## TASK DATA
"""

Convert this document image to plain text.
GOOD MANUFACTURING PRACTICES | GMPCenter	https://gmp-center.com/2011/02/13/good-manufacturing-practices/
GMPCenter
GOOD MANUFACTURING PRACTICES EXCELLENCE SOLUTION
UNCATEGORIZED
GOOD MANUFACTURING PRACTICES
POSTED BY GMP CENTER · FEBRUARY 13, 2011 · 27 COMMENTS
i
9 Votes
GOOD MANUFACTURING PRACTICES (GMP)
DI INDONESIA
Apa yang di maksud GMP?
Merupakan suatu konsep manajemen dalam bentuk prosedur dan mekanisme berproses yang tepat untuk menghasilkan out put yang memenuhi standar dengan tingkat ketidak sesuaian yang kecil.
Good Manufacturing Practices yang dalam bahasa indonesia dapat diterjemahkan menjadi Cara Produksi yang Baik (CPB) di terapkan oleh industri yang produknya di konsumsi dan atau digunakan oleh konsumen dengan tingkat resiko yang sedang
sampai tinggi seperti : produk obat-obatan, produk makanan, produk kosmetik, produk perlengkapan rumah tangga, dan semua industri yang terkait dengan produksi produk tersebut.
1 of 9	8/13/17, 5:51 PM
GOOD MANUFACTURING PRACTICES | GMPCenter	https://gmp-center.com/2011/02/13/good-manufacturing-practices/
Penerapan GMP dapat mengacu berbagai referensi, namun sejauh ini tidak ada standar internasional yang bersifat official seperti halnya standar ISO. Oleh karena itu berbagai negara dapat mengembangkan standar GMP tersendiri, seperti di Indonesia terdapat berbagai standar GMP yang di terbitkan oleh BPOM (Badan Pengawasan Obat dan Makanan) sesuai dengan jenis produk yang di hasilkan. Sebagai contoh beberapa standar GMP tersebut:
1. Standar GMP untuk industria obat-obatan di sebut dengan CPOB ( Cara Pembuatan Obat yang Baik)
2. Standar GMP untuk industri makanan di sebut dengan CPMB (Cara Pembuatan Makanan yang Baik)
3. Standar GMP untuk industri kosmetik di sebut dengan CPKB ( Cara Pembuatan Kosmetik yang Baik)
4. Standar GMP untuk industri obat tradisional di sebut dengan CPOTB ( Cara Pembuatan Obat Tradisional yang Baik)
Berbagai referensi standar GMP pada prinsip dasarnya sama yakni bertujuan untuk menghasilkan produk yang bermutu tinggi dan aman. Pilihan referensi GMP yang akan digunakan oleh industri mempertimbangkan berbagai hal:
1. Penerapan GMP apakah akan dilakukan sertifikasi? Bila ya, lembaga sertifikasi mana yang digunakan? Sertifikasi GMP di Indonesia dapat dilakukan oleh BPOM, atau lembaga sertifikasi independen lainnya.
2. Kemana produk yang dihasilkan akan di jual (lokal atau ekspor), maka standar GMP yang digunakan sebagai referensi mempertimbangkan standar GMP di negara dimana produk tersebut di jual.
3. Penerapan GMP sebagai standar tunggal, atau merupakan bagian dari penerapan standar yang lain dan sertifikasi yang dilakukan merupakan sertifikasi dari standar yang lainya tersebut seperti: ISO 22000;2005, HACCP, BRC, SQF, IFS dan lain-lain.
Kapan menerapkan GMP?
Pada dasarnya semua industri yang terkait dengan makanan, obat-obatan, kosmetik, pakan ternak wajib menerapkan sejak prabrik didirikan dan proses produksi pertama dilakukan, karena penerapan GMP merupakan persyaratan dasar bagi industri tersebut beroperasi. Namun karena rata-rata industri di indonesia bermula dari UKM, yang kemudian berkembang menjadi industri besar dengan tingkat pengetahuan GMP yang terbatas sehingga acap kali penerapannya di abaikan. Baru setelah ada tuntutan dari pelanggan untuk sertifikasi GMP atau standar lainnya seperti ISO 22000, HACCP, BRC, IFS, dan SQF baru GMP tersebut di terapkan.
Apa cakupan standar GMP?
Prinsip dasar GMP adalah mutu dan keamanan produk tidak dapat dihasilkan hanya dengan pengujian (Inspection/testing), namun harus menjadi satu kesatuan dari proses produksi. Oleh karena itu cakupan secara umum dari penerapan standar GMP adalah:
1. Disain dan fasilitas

"""

## JOB
Using the exact wording, write out all of the records.

## RESULT OF THIS EXERCISE
Convert this document image to plain text.
GOOD MANUFACTURING PRACTICES | GMPCenter	https://gmp-center.com/2011/02/13/good-manufacturing-practices/
GMPCenter
GOOD MANUFACTURING PRACTICES EXCELLENCE SOLUTION
UNCATEGORIZED
GOOD MANUFACTURING PRACTICES
POSTED BY GMP CENTER · FEBRUARY 13, 2011 · 27 COMMENTS
i
9 Votes
GOOD MANUFACTURING PRACTICES (GMP)
DI INDONESIA
Apa yang di maksud GMP?
Merupakan suatu konsep manajemen dalam bentuk prosedur dan mekanisme berproses yang tepat untuk menghasilkan out put yang memenuhi standar dengan tingkat ketidak sesuaian yang kecil.
Good Manufacturing Practices yang dalam bahasa indonesia dapat diterjemahkan menjadi Cara Produksi yang Baik (CPB) di terapkan oleh industri yang produknya di konsumsi dan atau digunakan oleh konsumen dengan tingkat resiko yang sedang
sampai tinggi seperti : produk obat-obatan, produk makanan, produk kosmetik, produk perlengkapan rumah tangga, dan semua industri yang terkait dengan produksi produk tersebut.
1 of 9	8/13/17, 5:51 PM
GOOD MANUFACTURING PRACTICES | GMPCenter	https://gmp-center.com/2011/02/13/good-manufacturing-practices/
Penerapan GMP dapat mengacu berbagai referensi, namun sejauh ini tidak ada standar internasional yang bersifat official seperti halnya standar ISO. Oleh karena itu berbagai negara dapat mengembangkan standar GMP tersendiri, seperti di Indonesia terdapat berbagai standar GMP yang di terbitkan oleh BPOM (Badan Pengawasan Obat dan Makanan) sesuai dengan jenis produk yang di hasilkan. Sebagai contoh beberapa standar GMP tersebut:
1. Standar GMP untuk industria obat-obatan di sebut dengan CPOB ( Cara Pembuatan Obat yang Baik)
2. Standar GMP untuk industri makanan di sebut dengan CPMB (Cara Pembuatan Makanan yang Baik)
3. Standar GMP untuk industri kosmetik di sebut dengan CPKB ( Cara Pembuatan Kosmetik yang Baik)
4. Standar GMP untuk industri obat tradisional di sebut dengan CPOTB ( Cara Pembuatan Obat Tradisional yang Baik)
Berbagai referensi standar GMP pada prinsip dasarnya sama yakni bertujuan untuk menghasilkan produk yang bermutu tinggi dan aman. Pilihan referensi GMP yang akan digunakan oleh industri mempertimbangkan berbagai hal:
1. Penerapan GMP apakah akan dilakukan sertifikasi? Bila ya, lembaga sertifikasi mana yang digunakan? Sertifikasi GMP di Indonesia dapat dilakukan oleh BPOM, atau lembaga sertifikasi independen lainnya.
2. Kemana produk yang dihasilkan akan di jual (lokal atau ekspor), maka standar GMP yang digunakan sebagai referensi mempertimbangkan standar GMP di negara dimana produk tersebut di jual.
3. Penerapan GMP sebagai standar tunggal, atau merupakan bagian dari penerapan standar yang lain dan sertifikasi yang dilakukan merupakan sertifikasi dari standar yang lainya tersebut seperti: ISO 22000;2005, HACCP, BRC, SQF, IFS dan lain-lain.
Kapan menerapkan GMP?
Pada dasarnya semua industri yang terkait dengan makanan, obat-obatan, kosmetik, pakan ternak wajib menerapkan sejak prabrik didirikan dan proses produksi pertama dilakukan, karena penerapan GMP merupakan persyaratan dasar bagi industri tersebut beroperasi. Namun karena rata-rata industri di indonesia bermula dari UKM, yang kemudian berkembang menjadi industri besar dengan tingkat pengetahuan GMP yang terbatas sehingga acap kali penerapannya di abaikan. Baru setelah ada tuntutan dari pelanggan untuk sertifikasi GMP atau standar lainnya seperti ISO 22000, HACCP, BRC, IFS, dan SQF baru GMP tersebut di terapkan.
Apa cakupan standar GMP?
Prinsip dasar GMP adalah mutu dan keamanan produk tidak dapat dihasilkan hanya dengan pengujian (Inspection/testing), namun harus menjadi satu kesatuan dari proses produksi. Oleh karena itu cakupan secara umum dari penerapan standar GMP adalah:
1. Disain dan fasilitas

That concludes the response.